§ REQUIRED WORK
Tally the lines containing the word "Desactivado", and report the tally alone.

§ Collected data entries

★ ★ ★

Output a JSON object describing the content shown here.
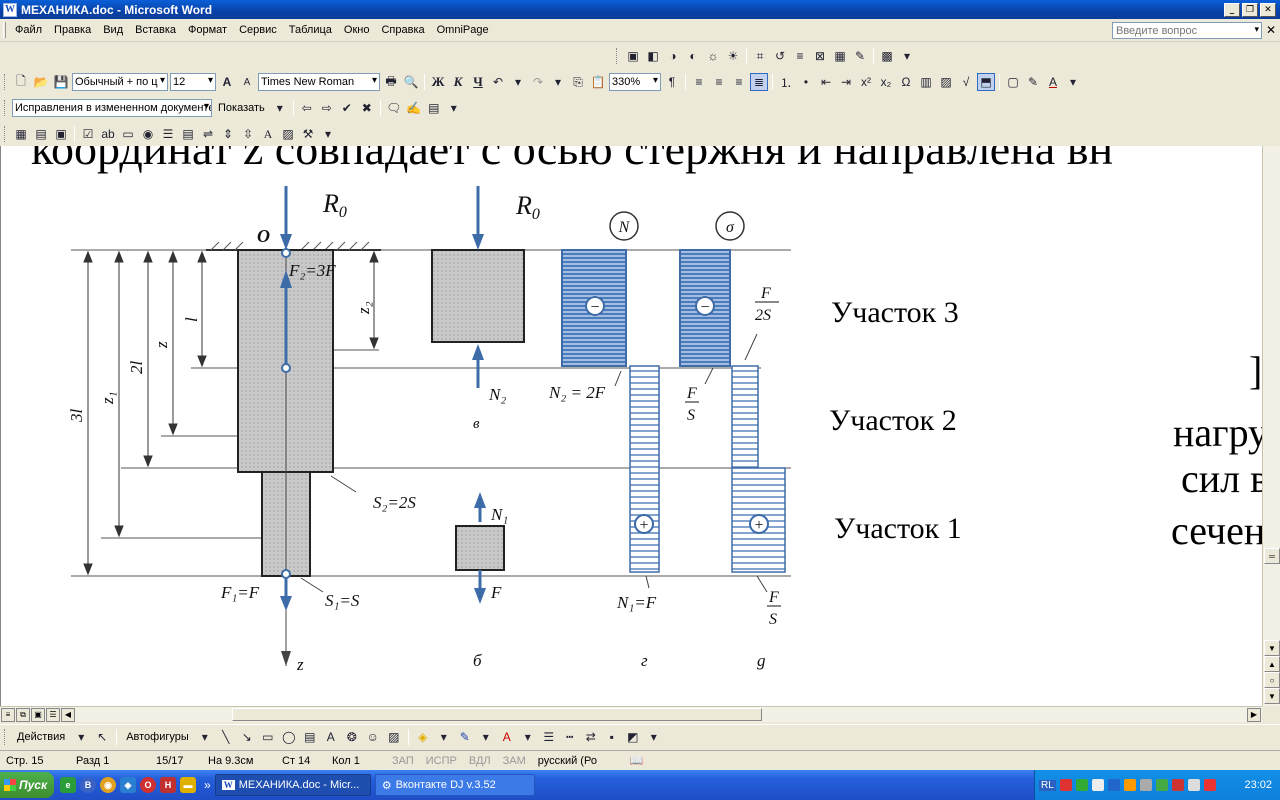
{
  "window": {
    "title": "МЕХАНИКА.doc - Microsoft Word",
    "icon_letter": "W"
  },
  "menu": {
    "items": [
      "Файл",
      "Правка",
      "Вид",
      "Вставка",
      "Формат",
      "Сервис",
      "Таблица",
      "Окно",
      "Справка",
      "OmniPage"
    ],
    "help_placeholder": "Введите вопрос"
  },
  "formatting": {
    "style": "Обычный + по ц",
    "size": "12",
    "font": "Times New Roman",
    "zoom": "330%",
    "bold": "Ж",
    "italic": "К",
    "underline": "Ч",
    "omega": "Ω"
  },
  "review": {
    "mode": "Исправления в измененном документе",
    "show": "Показать"
  },
  "document": {
    "top_text": "координат z совпадает с осью стержня и направлена вн",
    "section_3": "Участок 3",
    "section_2": "Участок 2",
    "section_1": "Участок 1",
    "right_frag_1": "]",
    "right_frag_2": "нагру",
    "right_frag_3": "сил в",
    "right_frag_4": "сечен",
    "figure": {
      "R0_a": "R",
      "R0_a_sub": "0",
      "R0_b": "R",
      "R0_b_sub": "0",
      "O": "O",
      "F2": "F₂=3F",
      "z2": "z₂",
      "l": "l",
      "z": "z",
      "twol": "2l",
      "z1": "z₁",
      "threel": "3l",
      "S2": "S₂=2S",
      "F1": "F₁=F",
      "S1": "S₁=S",
      "zaxis": "z",
      "a": "а",
      "N2": "N₂",
      "v": "в",
      "N1": "N₁",
      "F": "F",
      "b": "б",
      "N_circle": "N",
      "sigma_circle": "σ",
      "N2eq": "N₂ = 2F",
      "FS_num": "F",
      "FS_den": "S",
      "F2S_num": "F",
      "F2S_den": "2S",
      "N1eq": "N₁=F",
      "FS2_num": "F",
      "FS2_den": "S",
      "g": "г",
      "d": "g",
      "minus": "−",
      "plus": "+"
    }
  },
  "drawing": {
    "actions": "Действия",
    "autoshapes": "Автофигуры"
  },
  "status": {
    "page": "Стр. 15",
    "section": "Разд 1",
    "pages": "15/17",
    "at": "На 9.3см",
    "line": "Ст 14",
    "col": "Кол 1",
    "rec": "ЗАП",
    "trk": "ИСПР",
    "ext": "ВДЛ",
    "ovr": "ЗАМ",
    "lang": "русский (Ро"
  },
  "taskbar": {
    "start": "Пуск",
    "task_word": "МЕХАНИКА.doc - Micr...",
    "task_vk": "Вконтакте DJ v.3.52",
    "lang": "RL",
    "time": "23:02"
  },
  "colors": {
    "title_bar": "#0842a8",
    "diagram_blue": "#3d6ca8",
    "hatch": "#5a86c0",
    "taskbar": "#245edb"
  }
}
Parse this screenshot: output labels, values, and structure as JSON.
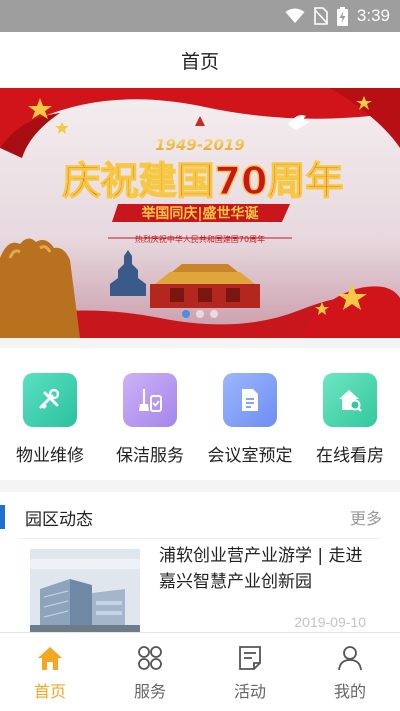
{
  "status_bar": {
    "time": "3:39",
    "icons": [
      "wifi-icon",
      "no-sim-icon",
      "battery-charging-icon"
    ]
  },
  "header": {
    "title": "首页"
  },
  "banner": {
    "years": "1949-2019",
    "headline": "庆祝建国70周年",
    "subhead": "举国同庆|盛世华诞",
    "tagline": "热烈庆祝中华人民共和国建国70周年",
    "slide_count": 3,
    "active_slide": 0,
    "colors": {
      "red": "#d0141a",
      "gold": "#f7c844"
    }
  },
  "services": [
    {
      "label": "物业维修",
      "icon": "tools-icon",
      "color": "#3ccfb0"
    },
    {
      "label": "保洁服务",
      "icon": "cleaning-icon",
      "color": "#b89cf0"
    },
    {
      "label": "会议室预定",
      "icon": "document-icon",
      "color": "#7a9cf5"
    },
    {
      "label": "在线看房",
      "icon": "house-search-icon",
      "color": "#40d3a8"
    }
  ],
  "news": {
    "section_title": "园区动态",
    "more_label": "更多",
    "items": [
      {
        "title": "浦软创业营产业游学 | 走进嘉兴智慧产业创新园",
        "date": "2019-09-10"
      }
    ]
  },
  "tabbar": {
    "items": [
      {
        "label": "首页",
        "icon": "home-icon",
        "active": true
      },
      {
        "label": "服务",
        "icon": "grid-icon",
        "active": false
      },
      {
        "label": "活动",
        "icon": "activity-icon",
        "active": false
      },
      {
        "label": "我的",
        "icon": "user-icon",
        "active": false
      }
    ],
    "active_color": "#f5a623"
  }
}
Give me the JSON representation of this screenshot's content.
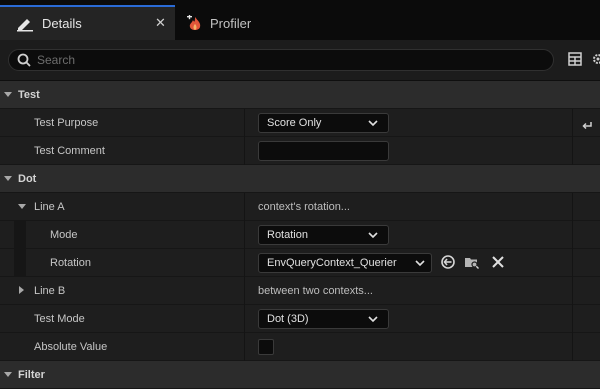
{
  "tabs": [
    {
      "label": "Details",
      "icon": "pencil-icon"
    },
    {
      "label": "Profiler",
      "icon": "flame-icon"
    }
  ],
  "search": {
    "placeholder": "Search"
  },
  "colors": {
    "accent": "#2a6bd6",
    "background": "#1e1e1e",
    "category": "#2c2c2c"
  },
  "rows": {
    "test_category": "Test",
    "test_purpose": {
      "name": "Test Purpose",
      "value": "Score Only"
    },
    "test_comment": {
      "name": "Test Comment",
      "value": ""
    },
    "dot_category": "Dot",
    "line_a": {
      "name": "Line A",
      "value": "context's rotation..."
    },
    "mode": {
      "name": "Mode",
      "value": "Rotation"
    },
    "rotation": {
      "name": "Rotation",
      "value": "EnvQueryContext_Querier"
    },
    "line_b": {
      "name": "Line B",
      "value": "between two contexts..."
    },
    "test_mode": {
      "name": "Test Mode",
      "value": "Dot (3D)"
    },
    "absolute_value": {
      "name": "Absolute Value",
      "checked": false
    },
    "filter_category": "Filter"
  }
}
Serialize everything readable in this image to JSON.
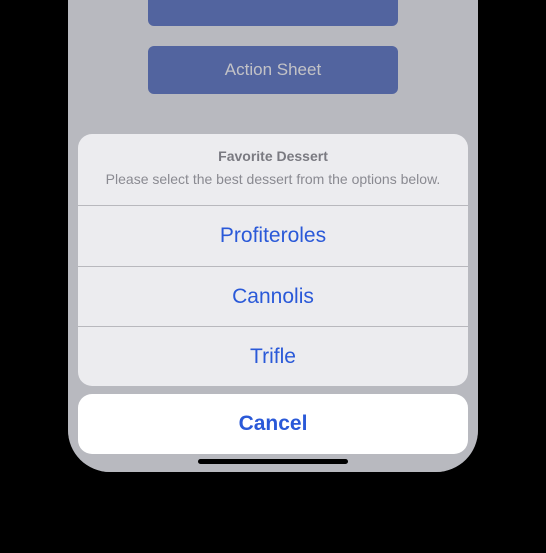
{
  "background_buttons": [
    "",
    "Action Sheet"
  ],
  "action_sheet": {
    "title": "Favorite Dessert",
    "message": "Please select the best dessert from the options below.",
    "options": [
      "Profiteroles",
      "Cannolis",
      "Trifle"
    ],
    "cancel_label": "Cancel"
  },
  "colors": {
    "tint": "#2a59d8",
    "button_bg": "#2a4bb5"
  }
}
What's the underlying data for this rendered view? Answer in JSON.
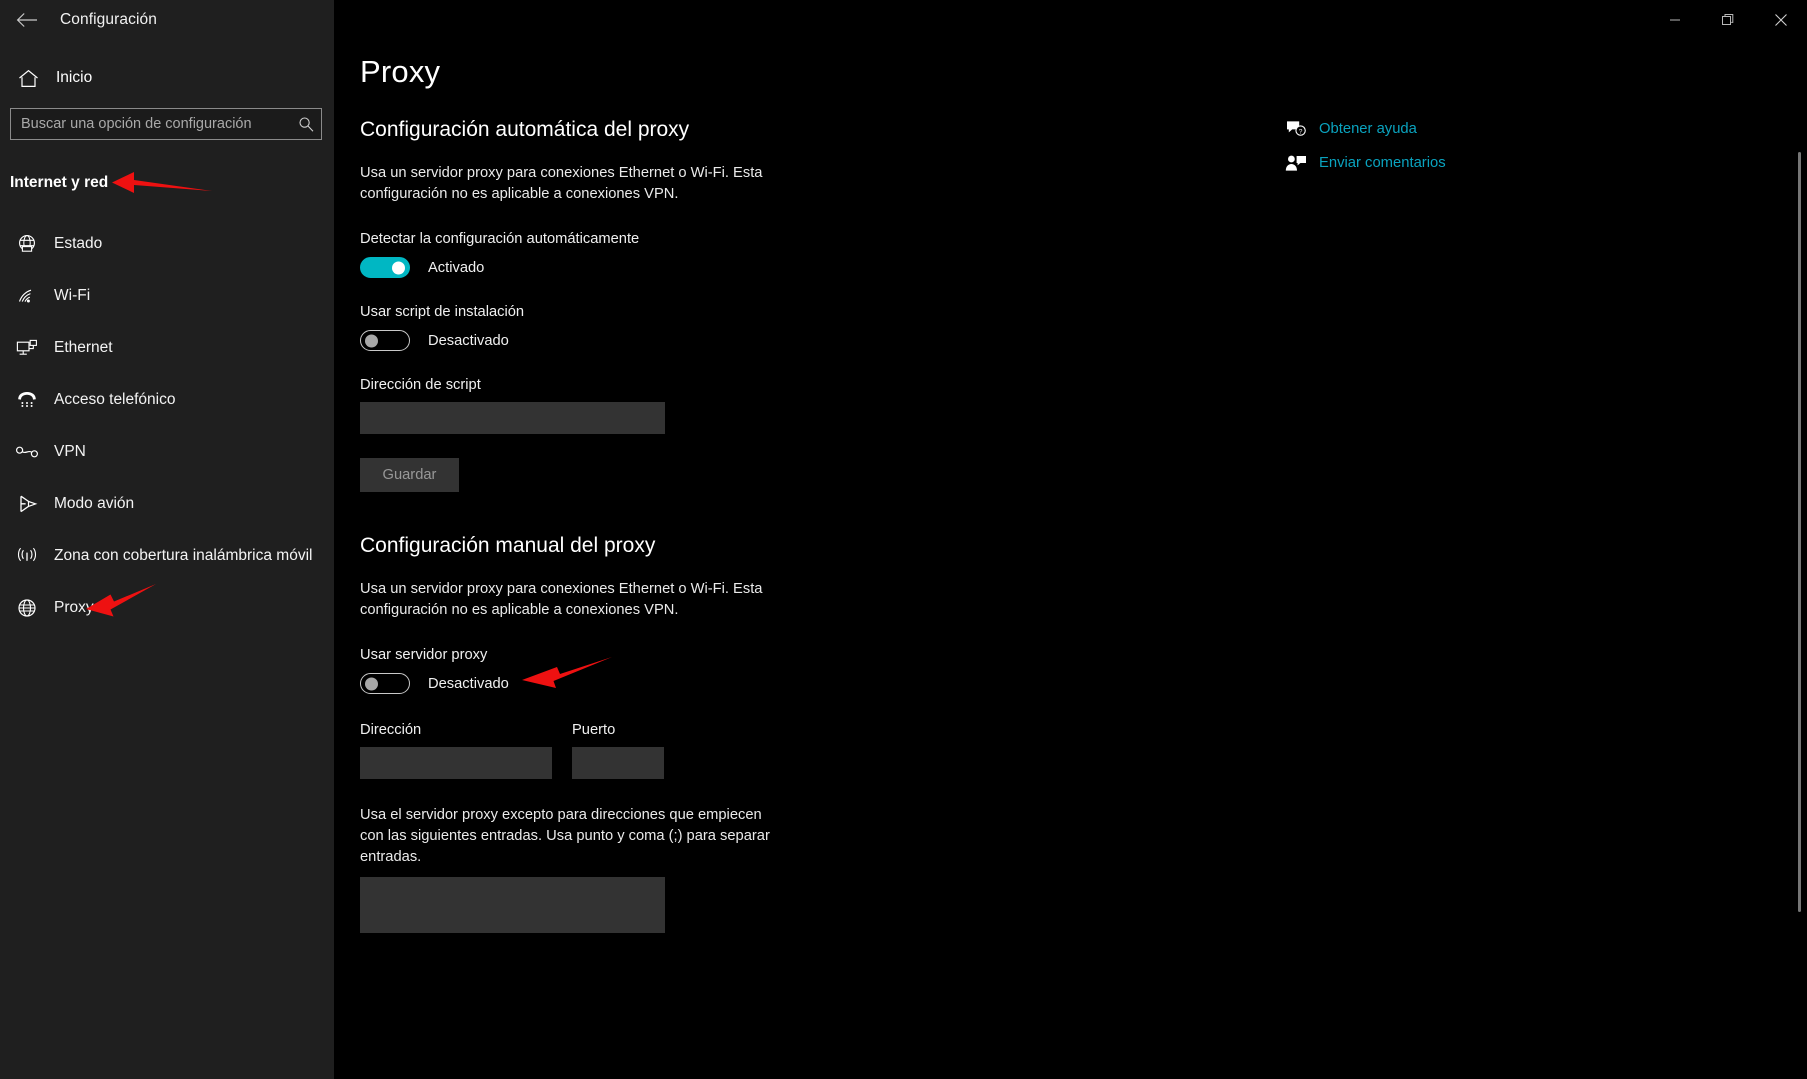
{
  "window": {
    "app_title": "Configuración",
    "back_icon": "back-arrow-icon",
    "minimize_label": "Minimizar",
    "maximize_label": "Restaurar",
    "close_label": "Cerrar"
  },
  "sidebar": {
    "home_label": "Inicio",
    "home_icon": "home-icon",
    "search": {
      "placeholder": "Buscar una opción de configuración",
      "value": "",
      "icon": "search-icon"
    },
    "group_title": "Internet y red",
    "items": [
      {
        "label": "Estado",
        "icon": "globe-status-icon"
      },
      {
        "label": "Wi-Fi",
        "icon": "wifi-icon"
      },
      {
        "label": "Ethernet",
        "icon": "ethernet-icon"
      },
      {
        "label": "Acceso telefónico",
        "icon": "dialup-phone-icon"
      },
      {
        "label": "VPN",
        "icon": "vpn-icon"
      },
      {
        "label": "Modo avión",
        "icon": "airplane-icon"
      },
      {
        "label": "Zona con cobertura inalámbrica móvil",
        "icon": "hotspot-icon"
      },
      {
        "label": "Proxy",
        "icon": "globe-proxy-icon"
      }
    ]
  },
  "main": {
    "page_title": "Proxy",
    "auto_section": {
      "heading": "Configuración automática del proxy",
      "description": "Usa un servidor proxy para conexiones Ethernet o Wi-Fi. Esta configuración no es aplicable a conexiones VPN.",
      "detect_label": "Detectar la configuración automáticamente",
      "detect_state": "Activado",
      "detect_on": true,
      "script_toggle_label": "Usar script de instalación",
      "script_state": "Desactivado",
      "script_on": false,
      "script_address_label": "Dirección de script",
      "script_address_value": "",
      "save_label": "Guardar"
    },
    "manual_section": {
      "heading": "Configuración manual del proxy",
      "description": "Usa un servidor proxy para conexiones Ethernet o Wi-Fi. Esta configuración no es aplicable a conexiones VPN.",
      "use_proxy_label": "Usar servidor proxy",
      "use_proxy_state": "Desactivado",
      "use_proxy_on": false,
      "address_label": "Dirección",
      "address_value": "",
      "port_label": "Puerto",
      "port_value": "",
      "exceptions_description": "Usa el servidor proxy excepto para direcciones que empiecen con las siguientes entradas. Usa punto y coma (;) para separar entradas.",
      "exceptions_value": ""
    }
  },
  "help": {
    "items": [
      {
        "label": "Obtener ayuda",
        "icon": "help-bubble-icon"
      },
      {
        "label": "Enviar comentarios",
        "icon": "feedback-person-icon"
      }
    ]
  },
  "colors": {
    "accent_teal": "#00b7c3",
    "link_teal": "#0aa3bf",
    "annotation_red": "#ee1111",
    "sidebar_bg": "#1f1f1f",
    "content_bg": "#000000",
    "input_bg": "#333333"
  }
}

★ ★ ★

§ THE OUTPUT
2